WRITTEN PROBLEM: Exclude the pictures, then repeat the remaining data exactly.

PROVIDED MATERIAL:
+---+

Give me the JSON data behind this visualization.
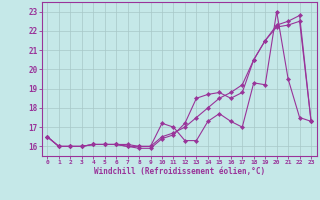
{
  "xlabel": "Windchill (Refroidissement éolien,°C)",
  "background_color": "#c5e8e8",
  "grid_color": "#a8c8c8",
  "line_color": "#993399",
  "xlim": [
    -0.5,
    23.5
  ],
  "ylim": [
    15.5,
    23.5
  ],
  "yticks": [
    16,
    17,
    18,
    19,
    20,
    21,
    22,
    23
  ],
  "xticks": [
    0,
    1,
    2,
    3,
    4,
    5,
    6,
    7,
    8,
    9,
    10,
    11,
    12,
    13,
    14,
    15,
    16,
    17,
    18,
    19,
    20,
    21,
    22,
    23
  ],
  "series1_x": [
    0,
    1,
    2,
    3,
    4,
    5,
    6,
    7,
    8,
    9,
    10,
    11,
    12,
    13,
    14,
    15,
    16,
    17,
    18,
    19,
    20,
    21,
    22,
    23
  ],
  "series1_y": [
    16.5,
    16.0,
    16.0,
    16.0,
    16.1,
    16.1,
    16.1,
    16.1,
    16.0,
    16.0,
    16.5,
    16.7,
    17.0,
    17.5,
    18.0,
    18.5,
    18.8,
    19.2,
    20.5,
    21.5,
    22.3,
    22.5,
    22.8,
    17.3
  ],
  "series2_x": [
    0,
    1,
    2,
    3,
    4,
    5,
    6,
    7,
    8,
    9,
    10,
    11,
    12,
    13,
    14,
    15,
    16,
    17,
    18,
    19,
    20,
    21,
    22,
    23
  ],
  "series2_y": [
    16.5,
    16.0,
    16.0,
    16.0,
    16.1,
    16.1,
    16.1,
    16.0,
    16.0,
    16.0,
    17.2,
    17.0,
    16.3,
    16.3,
    17.3,
    17.7,
    17.3,
    17.0,
    19.3,
    19.2,
    23.0,
    19.5,
    17.5,
    17.3
  ],
  "series3_x": [
    0,
    1,
    2,
    3,
    4,
    5,
    6,
    7,
    8,
    9,
    10,
    11,
    12,
    13,
    14,
    15,
    16,
    17,
    18,
    19,
    20,
    21,
    22,
    23
  ],
  "series3_y": [
    16.5,
    16.0,
    16.0,
    16.0,
    16.1,
    16.1,
    16.1,
    16.0,
    15.9,
    15.9,
    16.4,
    16.6,
    17.2,
    18.5,
    18.7,
    18.8,
    18.5,
    18.8,
    20.5,
    21.5,
    22.2,
    22.3,
    22.5,
    17.3
  ]
}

+---+

EXERCISE ANSWER:
Give me the JSON data behind this visualization.
{
  "xlabel": "Windchill (Refroidissement éolien,°C)",
  "background_color": "#c5e8e8",
  "grid_color": "#a8c8c8",
  "line_color": "#993399",
  "xlim": [
    -0.5,
    23.5
  ],
  "ylim": [
    15.5,
    23.5
  ],
  "yticks": [
    16,
    17,
    18,
    19,
    20,
    21,
    22,
    23
  ],
  "xticks": [
    0,
    1,
    2,
    3,
    4,
    5,
    6,
    7,
    8,
    9,
    10,
    11,
    12,
    13,
    14,
    15,
    16,
    17,
    18,
    19,
    20,
    21,
    22,
    23
  ],
  "series1_x": [
    0,
    1,
    2,
    3,
    4,
    5,
    6,
    7,
    8,
    9,
    10,
    11,
    12,
    13,
    14,
    15,
    16,
    17,
    18,
    19,
    20,
    21,
    22,
    23
  ],
  "series1_y": [
    16.5,
    16.0,
    16.0,
    16.0,
    16.1,
    16.1,
    16.1,
    16.1,
    16.0,
    16.0,
    16.5,
    16.7,
    17.0,
    17.5,
    18.0,
    18.5,
    18.8,
    19.2,
    20.5,
    21.5,
    22.3,
    22.5,
    22.8,
    17.3
  ],
  "series2_x": [
    0,
    1,
    2,
    3,
    4,
    5,
    6,
    7,
    8,
    9,
    10,
    11,
    12,
    13,
    14,
    15,
    16,
    17,
    18,
    19,
    20,
    21,
    22,
    23
  ],
  "series2_y": [
    16.5,
    16.0,
    16.0,
    16.0,
    16.1,
    16.1,
    16.1,
    16.0,
    16.0,
    16.0,
    17.2,
    17.0,
    16.3,
    16.3,
    17.3,
    17.7,
    17.3,
    17.0,
    19.3,
    19.2,
    23.0,
    19.5,
    17.5,
    17.3
  ],
  "series3_x": [
    0,
    1,
    2,
    3,
    4,
    5,
    6,
    7,
    8,
    9,
    10,
    11,
    12,
    13,
    14,
    15,
    16,
    17,
    18,
    19,
    20,
    21,
    22,
    23
  ],
  "series3_y": [
    16.5,
    16.0,
    16.0,
    16.0,
    16.1,
    16.1,
    16.1,
    16.0,
    15.9,
    15.9,
    16.4,
    16.6,
    17.2,
    18.5,
    18.7,
    18.8,
    18.5,
    18.8,
    20.5,
    21.5,
    22.2,
    22.3,
    22.5,
    17.3
  ]
}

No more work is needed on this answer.